Brief
Report how many lines in the records below contain the word "name". Give only the number.

Record list
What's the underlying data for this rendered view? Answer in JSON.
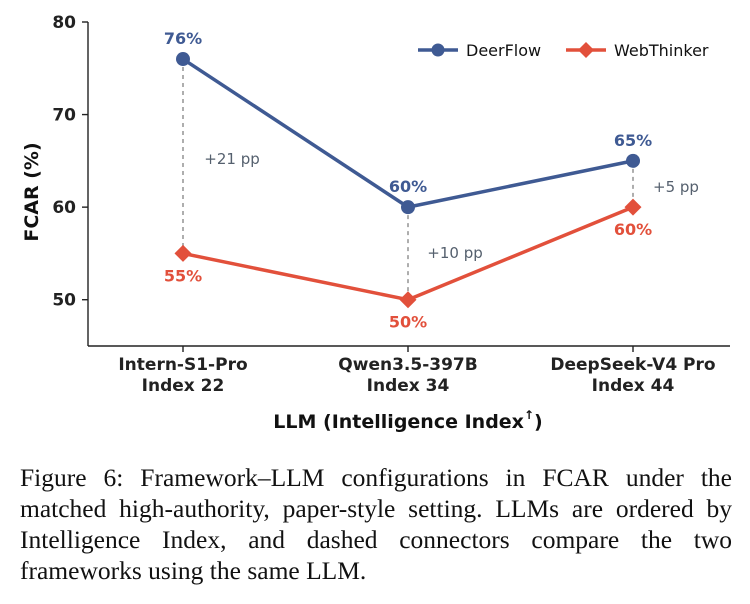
{
  "chart_data": {
    "type": "line",
    "ylabel": "FCAR (%)",
    "xlabel": "LLM (Intelligence Index",
    "xlabel_sup": "↑",
    "xlabel_close": ")",
    "ylim": [
      45,
      80
    ],
    "yticks": [
      "50",
      "60",
      "70",
      "80"
    ],
    "categories": [
      {
        "line1": "Intern-S1-Pro",
        "line2": "Index 22"
      },
      {
        "line1": "Qwen3.5-397B",
        "line2": "Index 34"
      },
      {
        "line1": "DeepSeek-V4 Pro",
        "line2": "Index 44"
      }
    ],
    "series": [
      {
        "name": "DeerFlow",
        "color": "#3f5a93",
        "marker": "circle",
        "values": [
          76,
          60,
          65
        ],
        "labels": [
          "76%",
          "60%",
          "65%"
        ]
      },
      {
        "name": "WebThinker",
        "color": "#e2503b",
        "marker": "diamond",
        "values": [
          55,
          50,
          60
        ],
        "labels": [
          "55%",
          "50%",
          "60%"
        ]
      }
    ],
    "gaps": [
      "+21 pp",
      "+10 pp",
      "+5 pp"
    ],
    "connector_color": "#a6a6a6",
    "legend_position": "top-right",
    "grid": false
  },
  "caption": "Figure 6: Framework–LLM configurations in FCAR under the matched high-authority, paper-style setting. LLMs are ordered by Intelligence Index, and dashed connectors compare the two frameworks using the same LLM."
}
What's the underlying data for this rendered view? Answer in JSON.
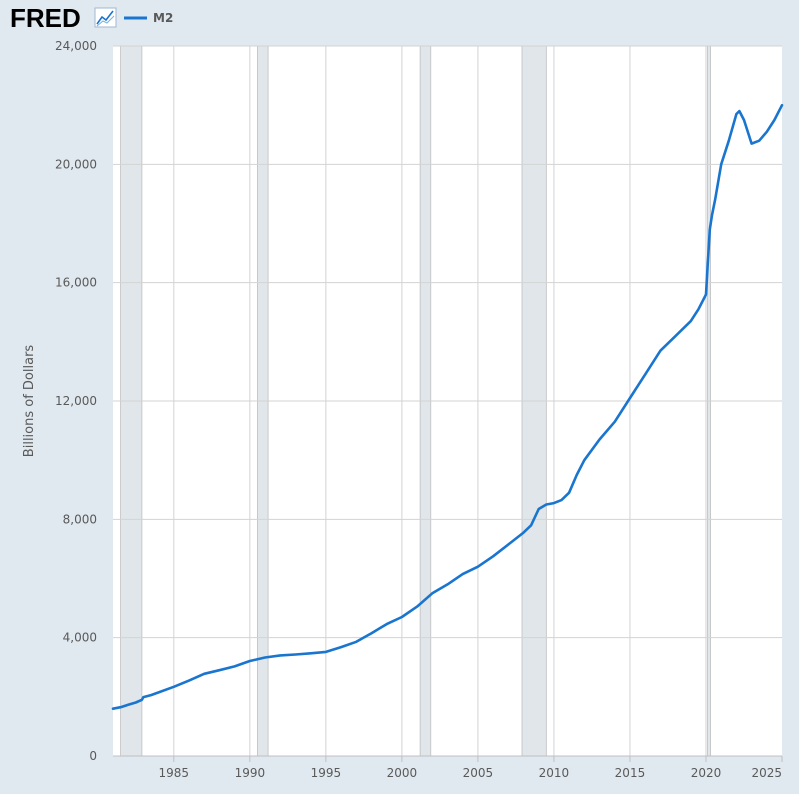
{
  "header": {
    "brand": "FRED",
    "brand_icon": "line-chart-icon"
  },
  "colors": {
    "page_background": "#e1e9f0",
    "plot_background": "#ffffff",
    "series": "#1a75cf",
    "recession": "#e1e6ea",
    "grid": "#d3d3d3",
    "brand_text": "#000000"
  },
  "chart_data": {
    "type": "line",
    "title": "",
    "xlabel": "",
    "ylabel": "Billions of Dollars",
    "xlim": [
      1981.0,
      2025.0
    ],
    "ylim": [
      0,
      24000
    ],
    "x_ticks": [
      1985,
      1990,
      1995,
      2000,
      2005,
      2010,
      2015,
      2020,
      2025
    ],
    "x_tick_labels": [
      "1985",
      "1990",
      "1995",
      "2000",
      "2005",
      "2010",
      "2015",
      "2020",
      "2025"
    ],
    "y_ticks": [
      0,
      4000,
      8000,
      12000,
      16000,
      20000,
      24000
    ],
    "y_tick_labels": [
      "0",
      "4,000",
      "8,000",
      "12,000",
      "16,000",
      "20,000",
      "24,000"
    ],
    "grid": true,
    "legend": "top-left",
    "recessions": [
      [
        1981.5,
        1982.9
      ],
      [
        1990.5,
        1991.2
      ],
      [
        2001.2,
        2001.9
      ],
      [
        2007.9,
        2009.5
      ],
      [
        2020.1,
        2020.3
      ]
    ],
    "series": [
      {
        "name": "M2",
        "color": "#1a75cf",
        "x": [
          1981.0,
          1981.5,
          1982.0,
          1982.5,
          1982.9,
          1983.0,
          1983.5,
          1984.0,
          1985.0,
          1986.0,
          1987.0,
          1988.0,
          1989.0,
          1990.0,
          1991.0,
          1992.0,
          1993.0,
          1994.0,
          1995.0,
          1996.0,
          1997.0,
          1998.0,
          1999.0,
          2000.0,
          2001.0,
          2002.0,
          2003.0,
          2004.0,
          2005.0,
          2006.0,
          2007.0,
          2008.0,
          2008.5,
          2009.0,
          2009.5,
          2010.0,
          2010.5,
          2011.0,
          2011.5,
          2012.0,
          2013.0,
          2014.0,
          2015.0,
          2016.0,
          2017.0,
          2018.0,
          2019.0,
          2019.5,
          2020.0,
          2020.1,
          2020.25,
          2020.4,
          2020.6,
          2021.0,
          2021.5,
          2022.0,
          2022.2,
          2022.5,
          2023.0,
          2023.5,
          2024.0,
          2024.5,
          2025.0
        ],
        "y": [
          1600,
          1650,
          1730,
          1810,
          1900,
          1990,
          2060,
          2150,
          2340,
          2550,
          2780,
          2900,
          3030,
          3210,
          3330,
          3400,
          3430,
          3470,
          3520,
          3680,
          3860,
          4150,
          4460,
          4700,
          5050,
          5500,
          5800,
          6150,
          6400,
          6750,
          7150,
          7550,
          7800,
          8350,
          8500,
          8550,
          8650,
          8900,
          9500,
          10000,
          10700,
          11300,
          12100,
          12900,
          13700,
          14200,
          14700,
          15100,
          15600,
          16500,
          17800,
          18300,
          18800,
          20000,
          20800,
          21700,
          21800,
          21500,
          20700,
          20800,
          21100,
          21500,
          22000
        ]
      }
    ]
  }
}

Full output
3